**** PROVIDED RECORDS

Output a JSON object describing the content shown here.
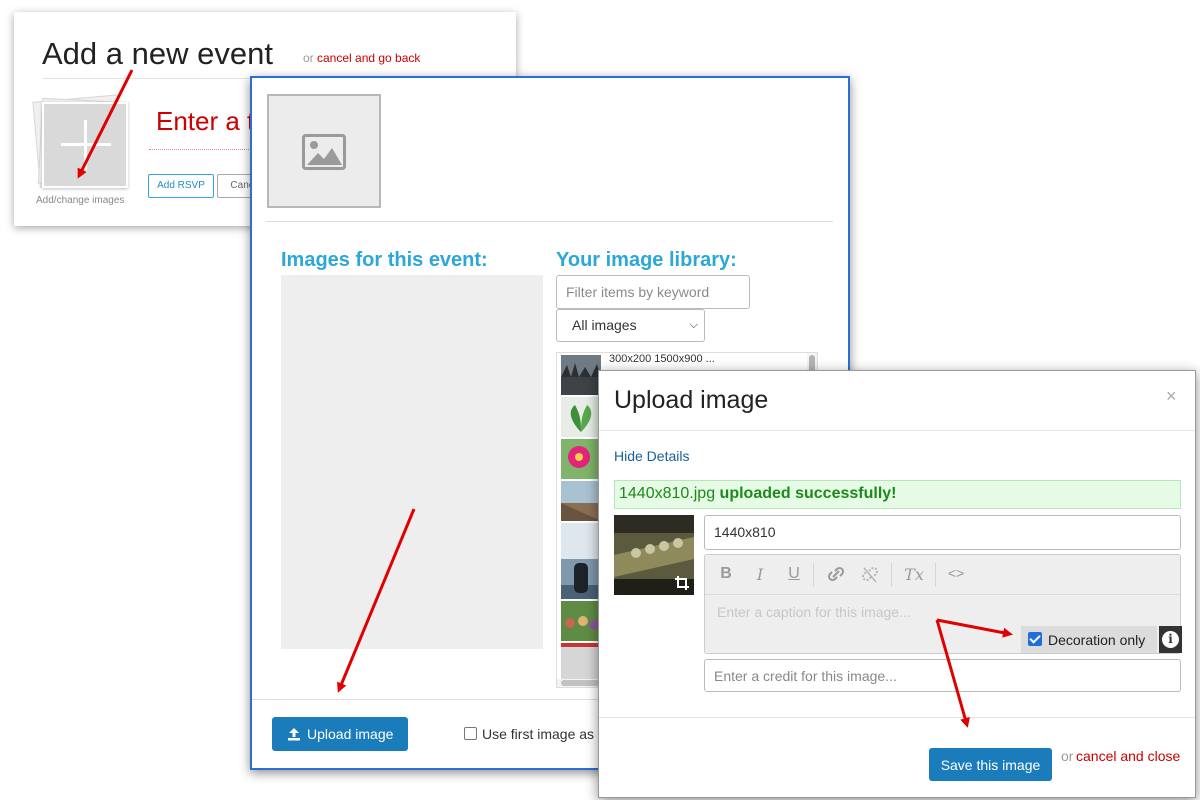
{
  "event_page": {
    "title": "Add a new event",
    "or_text": "or",
    "cancel_link": "cancel and go back",
    "add_change_label": "Add/change images",
    "event_name_placeholder": "Enter a t",
    "add_rsvp_label": "Add RSVP",
    "cancel_label": "Cancel"
  },
  "library_dialog": {
    "event_images_heading": "Images for this event:",
    "library_heading": "Your image library:",
    "filter_placeholder": "Filter items by keyword",
    "select_value": "All images",
    "list_first_meta": "300x200     1500x900 ...",
    "upload_button_label": "Upload image",
    "first_image_label": "Use first image as"
  },
  "upload_modal": {
    "title": "Upload image",
    "close_glyph": "×",
    "hide_details": "Hide Details",
    "success_filename": "1440x810.jpg",
    "success_message": "uploaded successfully!",
    "alt_text_value": "1440x810",
    "toolbar": {
      "bold": "B",
      "italic": "I",
      "underline": "U",
      "link_icon": "link-icon",
      "unlink_icon": "unlink-icon",
      "clear_format": "Tx",
      "code": "<>"
    },
    "caption_placeholder": "Enter a caption for this image...",
    "decoration_label": "Decoration only",
    "decoration_checked": true,
    "info_glyph": "i",
    "credit_placeholder": "Enter a credit for this image...",
    "save_label": "Save this image",
    "footer_or": "or",
    "cancel_close_label": "cancel and close"
  },
  "colors": {
    "accent_blue": "#1a7cba",
    "heading_cyan": "#2ca8d8",
    "link_red": "#cc0000",
    "success_green": "#1b8a1b",
    "arrow_red": "#e00000"
  }
}
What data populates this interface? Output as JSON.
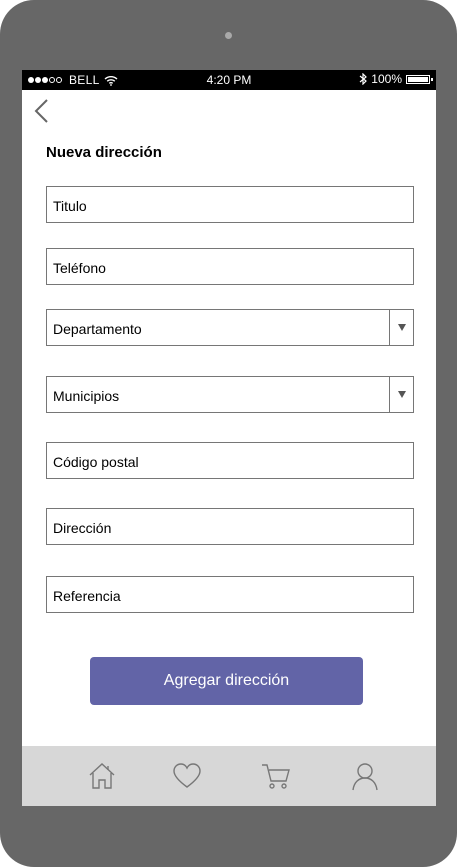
{
  "status_bar": {
    "carrier": "BELL",
    "time": "4:20 PM",
    "battery": "100%"
  },
  "page": {
    "title": "Nueva dirección"
  },
  "form": {
    "titulo_placeholder": "Titulo",
    "telefono_placeholder": "Teléfono",
    "departamento_label": "Departamento",
    "municipios_label": "Municipios",
    "codigo_postal_placeholder": "Código postal",
    "direccion_placeholder": "Dirección",
    "referencia_placeholder": "Referencia",
    "submit_label": "Agregar dirección"
  },
  "colors": {
    "accent": "#6264a7",
    "tabbar": "#d7d7d7",
    "device": "#676767"
  },
  "tabbar": {
    "icons": [
      "home-icon",
      "heart-icon",
      "cart-icon",
      "user-icon"
    ]
  }
}
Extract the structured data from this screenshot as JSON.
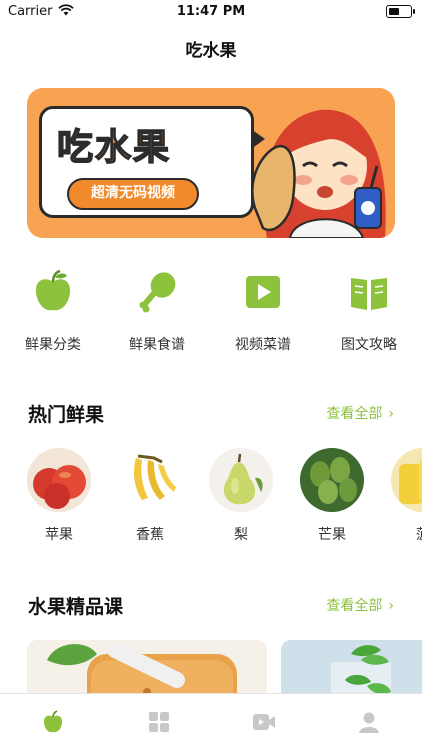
{
  "status_bar": {
    "carrier": "Carrier",
    "time": "11:47 PM"
  },
  "nav": {
    "title": "吃水果"
  },
  "banner": {
    "headline": "吃水果",
    "pill": "超清无码视频"
  },
  "categories": [
    {
      "label": "鲜果分类",
      "icon": "apple-icon"
    },
    {
      "label": "鲜果食谱",
      "icon": "drumstick-icon"
    },
    {
      "label": "视频菜谱",
      "icon": "play-video-icon"
    },
    {
      "label": "图文攻略",
      "icon": "open-book-icon"
    }
  ],
  "hot_fruits": {
    "title": "热门鲜果",
    "see_all": "查看全部",
    "items": [
      {
        "name": "苹果"
      },
      {
        "name": "香蕉"
      },
      {
        "name": "梨"
      },
      {
        "name": "芒果"
      },
      {
        "name": "菠"
      }
    ]
  },
  "courses": {
    "title": "水果精品课",
    "see_all": "查看全部"
  },
  "tabs": [
    {
      "icon": "apple-tab-icon",
      "active": true
    },
    {
      "icon": "grid-tab-icon",
      "active": false
    },
    {
      "icon": "video-tab-icon",
      "active": false
    },
    {
      "icon": "profile-tab-icon",
      "active": false
    }
  ],
  "colors": {
    "accent": "#8dc23c",
    "banner": "#f7a352",
    "inactive_tab": "#c8c8c8"
  }
}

********

• PROBLEM: Using the data above, write out every line exactly, leaving the images behind.

• COMPLETE ANSWER:
Output a JSON object describing the content shown here.
{
  "event_page": {
    "title": "Add a new event",
    "or_text": "or",
    "cancel_link": "cancel and go back",
    "add_change_label": "Add/change images",
    "event_name_placeholder": "Enter a t",
    "add_rsvp_label": "Add RSVP",
    "cancel_label": "Cancel"
  },
  "library_dialog": {
    "event_images_heading": "Images for this event:",
    "library_heading": "Your image library:",
    "filter_placeholder": "Filter items by keyword",
    "select_value": "All images",
    "list_first_meta": "300x200     1500x900 ...",
    "upload_button_label": "Upload image",
    "first_image_label": "Use first image as"
  },
  "upload_modal": {
    "title": "Upload image",
    "close_glyph": "×",
    "hide_details": "Hide Details",
    "success_filename": "1440x810.jpg",
    "success_message": "uploaded successfully!",
    "alt_text_value": "1440x810",
    "toolbar": {
      "bold": "B",
      "italic": "I",
      "underline": "U",
      "link_icon": "link-icon",
      "unlink_icon": "unlink-icon",
      "clear_format": "Tx",
      "code": "<>"
    },
    "caption_placeholder": "Enter a caption for this image...",
    "decoration_label": "Decoration only",
    "decoration_checked": true,
    "info_glyph": "i",
    "credit_placeholder": "Enter a credit for this image...",
    "save_label": "Save this image",
    "footer_or": "or",
    "cancel_close_label": "cancel and close"
  },
  "colors": {
    "accent_blue": "#1a7cba",
    "heading_cyan": "#2ca8d8",
    "link_red": "#cc0000",
    "success_green": "#1b8a1b",
    "arrow_red": "#e00000"
  }
}
What data populates this interface? Output as JSON.
{
  "status_bar": {
    "carrier": "BELL",
    "time": "4:20 PM",
    "battery": "100%"
  },
  "page": {
    "title": "Nueva dirección"
  },
  "form": {
    "titulo_placeholder": "Titulo",
    "telefono_placeholder": "Teléfono",
    "departamento_label": "Departamento",
    "municipios_label": "Municipios",
    "codigo_postal_placeholder": "Código postal",
    "direccion_placeholder": "Dirección",
    "referencia_placeholder": "Referencia",
    "submit_label": "Agregar dirección"
  },
  "colors": {
    "accent": "#6264a7",
    "tabbar": "#d7d7d7",
    "device": "#676767"
  },
  "tabbar": {
    "icons": [
      "home-icon",
      "heart-icon",
      "cart-icon",
      "user-icon"
    ]
  }
}
Extract the structured data from this screenshot as JSON.
{
  "status_bar": {
    "carrier": "Carrier",
    "time": "11:47 PM"
  },
  "nav": {
    "title": "吃水果"
  },
  "banner": {
    "headline": "吃水果",
    "pill": "超清无码视频"
  },
  "categories": [
    {
      "label": "鲜果分类",
      "icon": "apple-icon"
    },
    {
      "label": "鲜果食谱",
      "icon": "drumstick-icon"
    },
    {
      "label": "视频菜谱",
      "icon": "play-video-icon"
    },
    {
      "label": "图文攻略",
      "icon": "open-book-icon"
    }
  ],
  "hot_fruits": {
    "title": "热门鲜果",
    "see_all": "查看全部",
    "items": [
      {
        "name": "苹果"
      },
      {
        "name": "香蕉"
      },
      {
        "name": "梨"
      },
      {
        "name": "芒果"
      },
      {
        "name": "菠"
      }
    ]
  },
  "courses": {
    "title": "水果精品课",
    "see_all": "查看全部"
  },
  "tabs": [
    {
      "icon": "apple-tab-icon",
      "active": true
    },
    {
      "icon": "grid-tab-icon",
      "active": false
    },
    {
      "icon": "video-tab-icon",
      "active": false
    },
    {
      "icon": "profile-tab-icon",
      "active": false
    }
  ],
  "colors": {
    "accent": "#8dc23c",
    "banner": "#f7a352",
    "inactive_tab": "#c8c8c8"
  }
}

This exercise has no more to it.